Copy out all the entries word for word.

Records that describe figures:
◆ ◆ ◆ ◆ ◆ ◆ ◆
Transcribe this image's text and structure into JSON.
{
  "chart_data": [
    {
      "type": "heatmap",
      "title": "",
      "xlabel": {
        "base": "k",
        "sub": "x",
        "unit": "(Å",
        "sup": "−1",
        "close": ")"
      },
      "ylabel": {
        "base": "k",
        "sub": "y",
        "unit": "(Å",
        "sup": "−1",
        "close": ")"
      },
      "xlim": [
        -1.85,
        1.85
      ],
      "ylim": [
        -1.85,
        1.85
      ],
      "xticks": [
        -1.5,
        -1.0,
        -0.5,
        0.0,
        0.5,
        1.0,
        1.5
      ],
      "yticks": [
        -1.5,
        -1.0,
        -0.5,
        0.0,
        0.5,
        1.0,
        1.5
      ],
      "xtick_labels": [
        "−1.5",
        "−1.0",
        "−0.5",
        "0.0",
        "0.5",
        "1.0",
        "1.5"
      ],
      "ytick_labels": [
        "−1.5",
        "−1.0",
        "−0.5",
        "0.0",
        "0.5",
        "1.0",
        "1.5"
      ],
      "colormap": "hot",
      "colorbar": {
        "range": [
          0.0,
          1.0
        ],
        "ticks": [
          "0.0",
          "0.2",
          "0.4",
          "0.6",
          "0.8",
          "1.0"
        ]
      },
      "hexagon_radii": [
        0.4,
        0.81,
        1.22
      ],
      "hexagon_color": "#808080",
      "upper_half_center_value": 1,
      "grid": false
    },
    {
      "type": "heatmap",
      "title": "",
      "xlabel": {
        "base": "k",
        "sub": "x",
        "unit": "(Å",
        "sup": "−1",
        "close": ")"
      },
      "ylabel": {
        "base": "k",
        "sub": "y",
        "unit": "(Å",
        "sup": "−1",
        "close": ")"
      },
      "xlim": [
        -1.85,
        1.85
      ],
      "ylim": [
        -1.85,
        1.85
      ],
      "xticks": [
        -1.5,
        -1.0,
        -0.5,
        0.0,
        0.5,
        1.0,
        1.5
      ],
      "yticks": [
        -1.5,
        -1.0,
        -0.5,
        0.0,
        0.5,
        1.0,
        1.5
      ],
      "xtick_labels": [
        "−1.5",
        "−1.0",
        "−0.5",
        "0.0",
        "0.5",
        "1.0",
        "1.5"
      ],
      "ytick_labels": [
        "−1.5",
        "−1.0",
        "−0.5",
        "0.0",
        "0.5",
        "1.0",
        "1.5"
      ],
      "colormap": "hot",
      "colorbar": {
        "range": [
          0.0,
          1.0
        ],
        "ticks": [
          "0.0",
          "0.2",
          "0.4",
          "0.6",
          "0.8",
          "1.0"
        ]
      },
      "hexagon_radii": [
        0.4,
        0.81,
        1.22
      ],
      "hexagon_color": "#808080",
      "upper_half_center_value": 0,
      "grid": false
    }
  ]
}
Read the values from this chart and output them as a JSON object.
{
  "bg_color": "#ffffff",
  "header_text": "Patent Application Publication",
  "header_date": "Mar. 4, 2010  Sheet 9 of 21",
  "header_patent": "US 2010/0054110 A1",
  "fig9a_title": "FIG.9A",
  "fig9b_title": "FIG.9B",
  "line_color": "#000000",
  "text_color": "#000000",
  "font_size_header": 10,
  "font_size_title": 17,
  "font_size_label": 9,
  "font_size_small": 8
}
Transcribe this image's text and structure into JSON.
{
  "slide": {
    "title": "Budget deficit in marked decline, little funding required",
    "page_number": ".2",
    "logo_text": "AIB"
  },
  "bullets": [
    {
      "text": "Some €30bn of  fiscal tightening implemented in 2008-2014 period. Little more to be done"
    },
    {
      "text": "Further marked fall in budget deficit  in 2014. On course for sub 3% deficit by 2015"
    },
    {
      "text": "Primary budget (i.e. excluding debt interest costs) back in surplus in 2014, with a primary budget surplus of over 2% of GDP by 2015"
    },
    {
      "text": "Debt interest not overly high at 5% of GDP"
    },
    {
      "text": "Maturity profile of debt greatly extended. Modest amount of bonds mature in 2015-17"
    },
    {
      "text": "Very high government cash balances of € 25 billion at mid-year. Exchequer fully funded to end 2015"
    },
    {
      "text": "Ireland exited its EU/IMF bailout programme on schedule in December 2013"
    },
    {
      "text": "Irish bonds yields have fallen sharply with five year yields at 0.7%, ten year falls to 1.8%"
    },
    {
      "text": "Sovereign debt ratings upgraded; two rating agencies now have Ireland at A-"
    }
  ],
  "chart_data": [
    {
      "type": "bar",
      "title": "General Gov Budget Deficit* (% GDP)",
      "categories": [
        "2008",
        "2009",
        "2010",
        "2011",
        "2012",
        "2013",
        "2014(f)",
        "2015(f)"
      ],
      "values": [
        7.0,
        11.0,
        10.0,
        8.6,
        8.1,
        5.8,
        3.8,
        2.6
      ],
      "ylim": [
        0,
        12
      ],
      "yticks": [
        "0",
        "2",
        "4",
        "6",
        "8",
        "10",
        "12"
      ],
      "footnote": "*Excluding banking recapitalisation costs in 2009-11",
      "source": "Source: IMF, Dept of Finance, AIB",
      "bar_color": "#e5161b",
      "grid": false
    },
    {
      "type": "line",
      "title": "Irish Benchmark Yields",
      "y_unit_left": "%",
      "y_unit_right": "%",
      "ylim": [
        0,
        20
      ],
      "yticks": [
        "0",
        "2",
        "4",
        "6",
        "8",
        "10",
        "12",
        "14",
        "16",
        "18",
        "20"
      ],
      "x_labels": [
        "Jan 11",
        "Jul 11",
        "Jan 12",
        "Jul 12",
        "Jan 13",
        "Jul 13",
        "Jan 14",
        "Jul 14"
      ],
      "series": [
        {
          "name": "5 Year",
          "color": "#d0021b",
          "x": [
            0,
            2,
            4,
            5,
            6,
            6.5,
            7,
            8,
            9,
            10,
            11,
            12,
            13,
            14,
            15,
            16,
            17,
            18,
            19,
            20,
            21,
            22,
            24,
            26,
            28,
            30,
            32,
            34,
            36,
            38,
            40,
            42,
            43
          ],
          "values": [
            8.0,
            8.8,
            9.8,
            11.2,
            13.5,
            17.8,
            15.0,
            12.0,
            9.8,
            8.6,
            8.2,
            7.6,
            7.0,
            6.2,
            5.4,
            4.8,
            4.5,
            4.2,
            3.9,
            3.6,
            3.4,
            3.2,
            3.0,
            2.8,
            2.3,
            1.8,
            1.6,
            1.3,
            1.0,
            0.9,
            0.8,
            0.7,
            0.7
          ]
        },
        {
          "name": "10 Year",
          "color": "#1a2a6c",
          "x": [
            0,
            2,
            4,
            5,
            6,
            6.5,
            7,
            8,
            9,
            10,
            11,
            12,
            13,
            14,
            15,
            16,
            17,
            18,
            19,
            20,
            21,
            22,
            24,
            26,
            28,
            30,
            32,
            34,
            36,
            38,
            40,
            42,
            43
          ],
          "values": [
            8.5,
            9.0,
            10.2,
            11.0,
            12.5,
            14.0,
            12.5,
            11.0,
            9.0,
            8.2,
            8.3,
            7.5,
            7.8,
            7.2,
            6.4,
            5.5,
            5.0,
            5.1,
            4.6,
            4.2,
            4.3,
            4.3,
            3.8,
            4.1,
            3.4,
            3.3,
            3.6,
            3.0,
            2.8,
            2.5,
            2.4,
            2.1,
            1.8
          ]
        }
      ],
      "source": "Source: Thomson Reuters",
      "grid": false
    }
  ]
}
◆ ◆ ◆ ◆ ◆ ◆ ◆
→ **Result**:
Transcribe this image's text and structure into JSON.
{
  "chart_data": [
    {
      "type": "heatmap",
      "title": "",
      "xlabel": {
        "base": "k",
        "sub": "x",
        "unit": "(Å",
        "sup": "−1",
        "close": ")"
      },
      "ylabel": {
        "base": "k",
        "sub": "y",
        "unit": "(Å",
        "sup": "−1",
        "close": ")"
      },
      "xlim": [
        -1.85,
        1.85
      ],
      "ylim": [
        -1.85,
        1.85
      ],
      "xticks": [
        -1.5,
        -1.0,
        -0.5,
        0.0,
        0.5,
        1.0,
        1.5
      ],
      "yticks": [
        -1.5,
        -1.0,
        -0.5,
        0.0,
        0.5,
        1.0,
        1.5
      ],
      "xtick_labels": [
        "−1.5",
        "−1.0",
        "−0.5",
        "0.0",
        "0.5",
        "1.0",
        "1.5"
      ],
      "ytick_labels": [
        "−1.5",
        "−1.0",
        "−0.5",
        "0.0",
        "0.5",
        "1.0",
        "1.5"
      ],
      "colormap": "hot",
      "colorbar": {
        "range": [
          0.0,
          1.0
        ],
        "ticks": [
          "0.0",
          "0.2",
          "0.4",
          "0.6",
          "0.8",
          "1.0"
        ]
      },
      "hexagon_radii": [
        0.4,
        0.81,
        1.22
      ],
      "hexagon_color": "#808080",
      "upper_half_center_value": 1,
      "grid": false
    },
    {
      "type": "heatmap",
      "title": "",
      "xlabel": {
        "base": "k",
        "sub": "x",
        "unit": "(Å",
        "sup": "−1",
        "close": ")"
      },
      "ylabel": {
        "base": "k",
        "sub": "y",
        "unit": "(Å",
        "sup": "−1",
        "close": ")"
      },
      "xlim": [
        -1.85,
        1.85
      ],
      "ylim": [
        -1.85,
        1.85
      ],
      "xticks": [
        -1.5,
        -1.0,
        -0.5,
        0.0,
        0.5,
        1.0,
        1.5
      ],
      "yticks": [
        -1.5,
        -1.0,
        -0.5,
        0.0,
        0.5,
        1.0,
        1.5
      ],
      "xtick_labels": [
        "−1.5",
        "−1.0",
        "−0.5",
        "0.0",
        "0.5",
        "1.0",
        "1.5"
      ],
      "ytick_labels": [
        "−1.5",
        "−1.0",
        "−0.5",
        "0.0",
        "0.5",
        "1.0",
        "1.5"
      ],
      "colormap": "hot",
      "colorbar": {
        "range": [
          0.0,
          1.0
        ],
        "ticks": [
          "0.0",
          "0.2",
          "0.4",
          "0.6",
          "0.8",
          "1.0"
        ]
      },
      "hexagon_radii": [
        0.4,
        0.81,
        1.22
      ],
      "hexagon_color": "#808080",
      "upper_half_center_value": 0,
      "grid": false
    }
  ]
}
Read the values from this chart and output them as a JSON object.
{
  "bg_color": "#ffffff",
  "header_text": "Patent Application Publication",
  "header_date": "Mar. 4, 2010  Sheet 9 of 21",
  "header_patent": "US 2010/0054110 A1",
  "fig9a_title": "FIG.9A",
  "fig9b_title": "FIG.9B",
  "line_color": "#000000",
  "text_color": "#000000",
  "font_size_header": 10,
  "font_size_title": 17,
  "font_size_label": 9,
  "font_size_small": 8
}
Transcribe this image's text and structure into JSON.
{
  "slide": {
    "title": "Budget deficit in marked decline, little funding required",
    "page_number": ".2",
    "logo_text": "AIB"
  },
  "bullets": [
    {
      "text": "Some €30bn of  fiscal tightening implemented in 2008-2014 period. Little more to be done"
    },
    {
      "text": "Further marked fall in budget deficit  in 2014. On course for sub 3% deficit by 2015"
    },
    {
      "text": "Primary budget (i.e. excluding debt interest costs) back in surplus in 2014, with a primary budget surplus of over 2% of GDP by 2015"
    },
    {
      "text": "Debt interest not overly high at 5% of GDP"
    },
    {
      "text": "Maturity profile of debt greatly extended. Modest amount of bonds mature in 2015-17"
    },
    {
      "text": "Very high government cash balances of € 25 billion at mid-year. Exchequer fully funded to end 2015"
    },
    {
      "text": "Ireland exited its EU/IMF bailout programme on schedule in December 2013"
    },
    {
      "text": "Irish bonds yields have fallen sharply with five year yields at 0.7%, ten year falls to 1.8%"
    },
    {
      "text": "Sovereign debt ratings upgraded; two rating agencies now have Ireland at A-"
    }
  ],
  "chart_data": [
    {
      "type": "bar",
      "title": "General Gov Budget Deficit* (% GDP)",
      "categories": [
        "2008",
        "2009",
        "2010",
        "2011",
        "2012",
        "2013",
        "2014(f)",
        "2015(f)"
      ],
      "values": [
        7.0,
        11.0,
        10.0,
        8.6,
        8.1,
        5.8,
        3.8,
        2.6
      ],
      "ylim": [
        0,
        12
      ],
      "yticks": [
        "0",
        "2",
        "4",
        "6",
        "8",
        "10",
        "12"
      ],
      "footnote": "*Excluding banking recapitalisation costs in 2009-11",
      "source": "Source: IMF, Dept of Finance, AIB",
      "bar_color": "#e5161b",
      "grid": false
    },
    {
      "type": "line",
      "title": "Irish Benchmark Yields",
      "y_unit_left": "%",
      "y_unit_right": "%",
      "ylim": [
        0,
        20
      ],
      "yticks": [
        "0",
        "2",
        "4",
        "6",
        "8",
        "10",
        "12",
        "14",
        "16",
        "18",
        "20"
      ],
      "x_labels": [
        "Jan 11",
        "Jul 11",
        "Jan 12",
        "Jul 12",
        "Jan 13",
        "Jul 13",
        "Jan 14",
        "Jul 14"
      ],
      "series": [
        {
          "name": "5 Year",
          "color": "#d0021b",
          "x": [
            0,
            2,
            4,
            5,
            6,
            6.5,
            7,
            8,
            9,
            10,
            11,
            12,
            13,
            14,
            15,
            16,
            17,
            18,
            19,
            20,
            21,
            22,
            24,
            26,
            28,
            30,
            32,
            34,
            36,
            38,
            40,
            42,
            43
          ],
          "values": [
            8.0,
            8.8,
            9.8,
            11.2,
            13.5,
            17.8,
            15.0,
            12.0,
            9.8,
            8.6,
            8.2,
            7.6,
            7.0,
            6.2,
            5.4,
            4.8,
            4.5,
            4.2,
            3.9,
            3.6,
            3.4,
            3.2,
            3.0,
            2.8,
            2.3,
            1.8,
            1.6,
            1.3,
            1.0,
            0.9,
            0.8,
            0.7,
            0.7
          ]
        },
        {
          "name": "10 Year",
          "color": "#1a2a6c",
          "x": [
            0,
            2,
            4,
            5,
            6,
            6.5,
            7,
            8,
            9,
            10,
            11,
            12,
            13,
            14,
            15,
            16,
            17,
            18,
            19,
            20,
            21,
            22,
            24,
            26,
            28,
            30,
            32,
            34,
            36,
            38,
            40,
            42,
            43
          ],
          "values": [
            8.5,
            9.0,
            10.2,
            11.0,
            12.5,
            14.0,
            12.5,
            11.0,
            9.0,
            8.2,
            8.3,
            7.5,
            7.8,
            7.2,
            6.4,
            5.5,
            5.0,
            5.1,
            4.6,
            4.2,
            4.3,
            4.3,
            3.8,
            4.1,
            3.4,
            3.3,
            3.6,
            3.0,
            2.8,
            2.5,
            2.4,
            2.1,
            1.8
          ]
        }
      ],
      "source": "Source: Thomson Reuters",
      "grid": false
    }
  ]
}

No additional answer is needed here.